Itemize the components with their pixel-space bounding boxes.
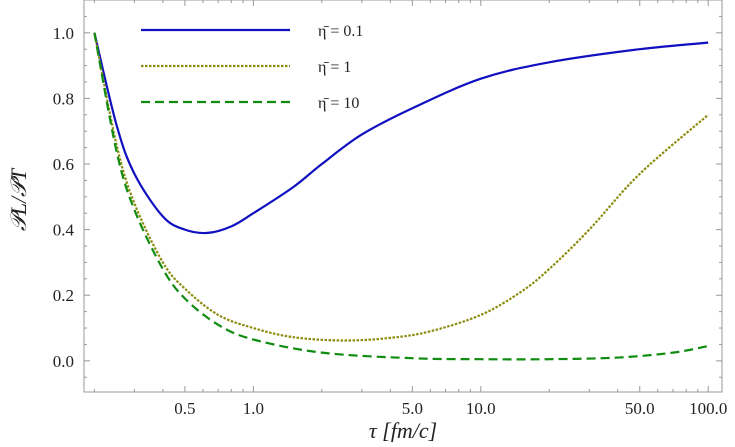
legend-label: η̄ = 1 (318, 59, 351, 76)
plot-frame (83, 0, 723, 393)
y-tick-label: 0.8 (53, 89, 74, 108)
y-tick-label: 0.4 (53, 221, 75, 240)
series-line-1 (93, 32, 709, 342)
x-tick-label: 0.5 (174, 399, 195, 418)
y-axis-label: 𝒫L/𝒫T (6, 167, 31, 231)
legend-label: η̄ = 10 (318, 95, 359, 112)
y-tick-label: 0.6 (53, 155, 74, 174)
x-tick-label: 50.0 (625, 399, 655, 418)
x-axis-label: τ [fm/c] (369, 418, 437, 442)
series-line-0 (93, 32, 709, 235)
x-tick-label: 100.0 (689, 399, 727, 418)
x-tick-label: 5.0 (402, 399, 423, 418)
x-tick-label: 10.0 (466, 399, 496, 418)
y-tick-label: 0.2 (53, 286, 74, 305)
x-tick-label: 1.0 (243, 399, 264, 418)
y-tick-label: 0.0 (53, 352, 74, 371)
legend-label: η̄ = 0.1 (318, 23, 363, 40)
series-line-2 (93, 32, 709, 361)
y-tick-label: 1.0 (53, 24, 74, 43)
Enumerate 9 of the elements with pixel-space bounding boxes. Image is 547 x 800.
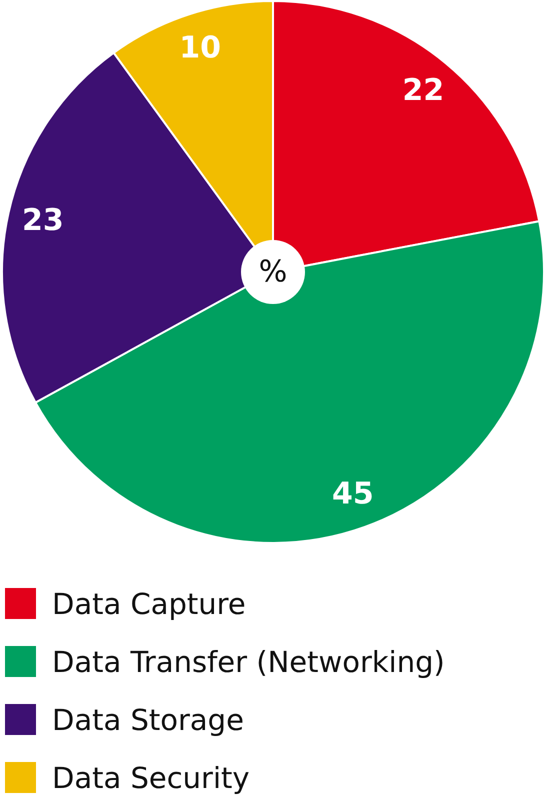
legend-label: Data Transfer (Networking) [52,645,445,679]
legend-label: Data Storage [52,703,244,737]
data-label: 23 [22,203,64,238]
text: % [258,254,288,290]
data-label: 10 [179,30,222,66]
data-label: 45 [332,476,374,512]
legend-label: Data Capture [52,587,246,621]
data-label: 22 [402,72,444,108]
legend-label: Data Security [52,761,250,795]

### Given instruction
Reproduce every line of all the entries above word for word, leaving out the pictures.

### Complete output
Itemize the components with their pixel-space bounding boxes.
legend-label: η̄ = 1 (318, 59, 351, 76)
plot-frame (83, 0, 723, 393)
y-tick-label: 0.8 (53, 89, 74, 108)
y-tick-label: 0.4 (53, 221, 75, 240)
series-line-1 (93, 32, 709, 342)
x-tick-label: 0.5 (174, 399, 195, 418)
y-axis-label: 𝒫L/𝒫T (6, 167, 31, 231)
legend-label: η̄ = 10 (318, 95, 359, 112)
y-tick-label: 0.6 (53, 155, 74, 174)
x-tick-label: 50.0 (625, 399, 655, 418)
x-axis-label: τ [fm/c] (369, 418, 437, 442)
series-line-0 (93, 32, 709, 235)
x-tick-label: 100.0 (689, 399, 727, 418)
x-tick-label: 5.0 (402, 399, 423, 418)
x-tick-label: 10.0 (466, 399, 496, 418)
y-tick-label: 0.2 (53, 286, 74, 305)
x-tick-label: 1.0 (243, 399, 264, 418)
y-tick-label: 0.0 (53, 352, 74, 371)
legend-label: η̄ = 0.1 (318, 23, 363, 40)
series-line-2 (93, 32, 709, 361)
y-tick-label: 1.0 (53, 24, 74, 43)
Enumerate 9 of the elements with pixel-space bounding boxes. Image is 547 x 800.
legend-label: Data Transfer (Networking) [52,645,445,679]
legend-label: Data Storage [52,703,244,737]
data-label: 23 [22,203,64,238]
text: % [258,254,288,290]
data-label: 10 [179,30,222,66]
data-label: 45 [332,476,374,512]
legend-label: Data Capture [52,587,246,621]
data-label: 22 [402,72,444,108]
legend-label: Data Security [52,761,250,795]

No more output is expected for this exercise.